Lines of data
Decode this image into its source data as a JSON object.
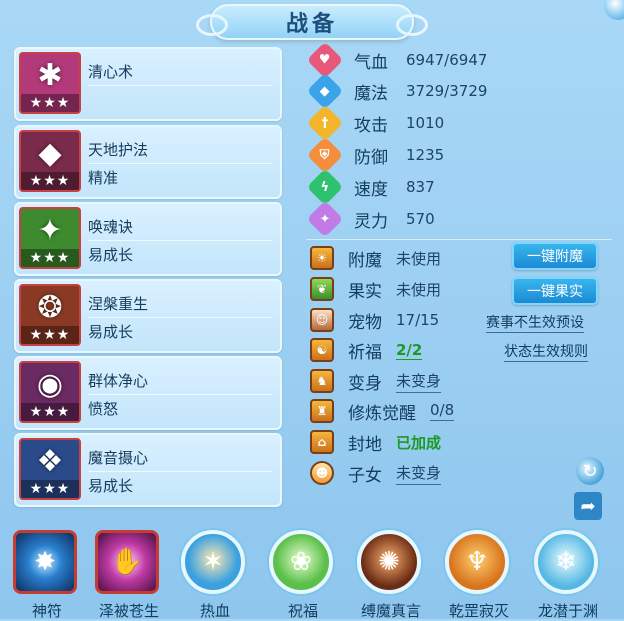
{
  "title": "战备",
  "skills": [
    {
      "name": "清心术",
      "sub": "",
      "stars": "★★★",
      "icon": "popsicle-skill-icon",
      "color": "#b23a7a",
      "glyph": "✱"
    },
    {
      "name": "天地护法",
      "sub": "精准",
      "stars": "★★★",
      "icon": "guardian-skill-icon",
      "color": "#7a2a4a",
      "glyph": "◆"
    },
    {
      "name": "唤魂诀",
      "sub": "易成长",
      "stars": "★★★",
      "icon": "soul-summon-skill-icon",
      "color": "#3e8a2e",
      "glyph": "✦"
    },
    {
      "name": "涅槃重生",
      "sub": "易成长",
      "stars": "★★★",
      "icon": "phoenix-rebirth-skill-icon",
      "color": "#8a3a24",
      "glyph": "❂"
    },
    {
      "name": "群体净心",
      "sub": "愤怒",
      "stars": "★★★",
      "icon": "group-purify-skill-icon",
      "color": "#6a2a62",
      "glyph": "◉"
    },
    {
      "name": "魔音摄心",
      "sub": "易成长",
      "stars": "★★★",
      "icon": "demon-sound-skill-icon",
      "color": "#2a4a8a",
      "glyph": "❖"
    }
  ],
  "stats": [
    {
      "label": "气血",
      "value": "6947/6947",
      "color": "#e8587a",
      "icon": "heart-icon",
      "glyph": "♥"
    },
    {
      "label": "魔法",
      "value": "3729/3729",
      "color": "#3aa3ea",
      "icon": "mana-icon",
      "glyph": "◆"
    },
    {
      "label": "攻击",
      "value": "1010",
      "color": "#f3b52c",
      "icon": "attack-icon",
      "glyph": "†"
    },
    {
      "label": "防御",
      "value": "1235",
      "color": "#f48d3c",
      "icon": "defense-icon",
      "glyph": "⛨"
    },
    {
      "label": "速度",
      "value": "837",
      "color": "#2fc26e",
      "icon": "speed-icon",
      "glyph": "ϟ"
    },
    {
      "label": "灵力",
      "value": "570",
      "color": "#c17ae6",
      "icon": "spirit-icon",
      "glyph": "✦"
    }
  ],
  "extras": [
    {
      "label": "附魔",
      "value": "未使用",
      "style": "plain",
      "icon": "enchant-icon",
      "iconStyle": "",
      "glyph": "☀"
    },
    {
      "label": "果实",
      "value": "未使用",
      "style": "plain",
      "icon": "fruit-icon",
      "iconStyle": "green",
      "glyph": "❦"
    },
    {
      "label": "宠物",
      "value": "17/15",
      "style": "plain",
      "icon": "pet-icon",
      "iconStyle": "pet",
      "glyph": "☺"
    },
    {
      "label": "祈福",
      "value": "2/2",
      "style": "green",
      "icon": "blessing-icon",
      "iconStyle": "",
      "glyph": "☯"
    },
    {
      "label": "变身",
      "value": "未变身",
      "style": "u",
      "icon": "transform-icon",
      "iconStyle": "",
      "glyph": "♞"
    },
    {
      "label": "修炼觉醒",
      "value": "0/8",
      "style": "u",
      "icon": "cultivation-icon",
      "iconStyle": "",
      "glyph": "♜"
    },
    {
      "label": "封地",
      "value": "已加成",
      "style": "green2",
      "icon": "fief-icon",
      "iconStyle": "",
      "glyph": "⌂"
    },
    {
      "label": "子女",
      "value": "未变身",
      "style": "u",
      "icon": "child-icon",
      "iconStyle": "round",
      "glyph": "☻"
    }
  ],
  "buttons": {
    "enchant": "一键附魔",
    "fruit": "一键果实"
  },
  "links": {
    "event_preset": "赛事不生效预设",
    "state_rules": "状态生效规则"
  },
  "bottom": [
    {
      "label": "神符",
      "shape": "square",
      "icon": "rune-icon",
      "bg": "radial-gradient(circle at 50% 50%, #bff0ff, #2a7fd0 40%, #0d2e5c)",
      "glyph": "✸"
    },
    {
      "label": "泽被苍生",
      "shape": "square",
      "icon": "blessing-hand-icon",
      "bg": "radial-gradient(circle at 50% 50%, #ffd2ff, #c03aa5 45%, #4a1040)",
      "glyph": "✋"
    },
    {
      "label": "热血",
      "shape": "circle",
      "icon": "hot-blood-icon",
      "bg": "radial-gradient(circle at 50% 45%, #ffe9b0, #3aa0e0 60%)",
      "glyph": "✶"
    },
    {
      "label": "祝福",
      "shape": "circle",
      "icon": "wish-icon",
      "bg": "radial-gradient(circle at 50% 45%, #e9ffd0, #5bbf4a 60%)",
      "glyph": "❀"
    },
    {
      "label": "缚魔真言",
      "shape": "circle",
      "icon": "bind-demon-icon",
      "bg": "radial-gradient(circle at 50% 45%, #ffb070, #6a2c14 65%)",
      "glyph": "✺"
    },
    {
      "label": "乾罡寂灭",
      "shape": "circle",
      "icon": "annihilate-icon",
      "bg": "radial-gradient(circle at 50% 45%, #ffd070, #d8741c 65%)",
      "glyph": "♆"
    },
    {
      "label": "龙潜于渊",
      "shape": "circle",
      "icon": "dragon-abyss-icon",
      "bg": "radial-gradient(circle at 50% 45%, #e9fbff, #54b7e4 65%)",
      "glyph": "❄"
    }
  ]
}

■ **Stated task**
Count the lines of these entries that hold the string "blessing", and give only that number.

■ **Response to this exercise**
2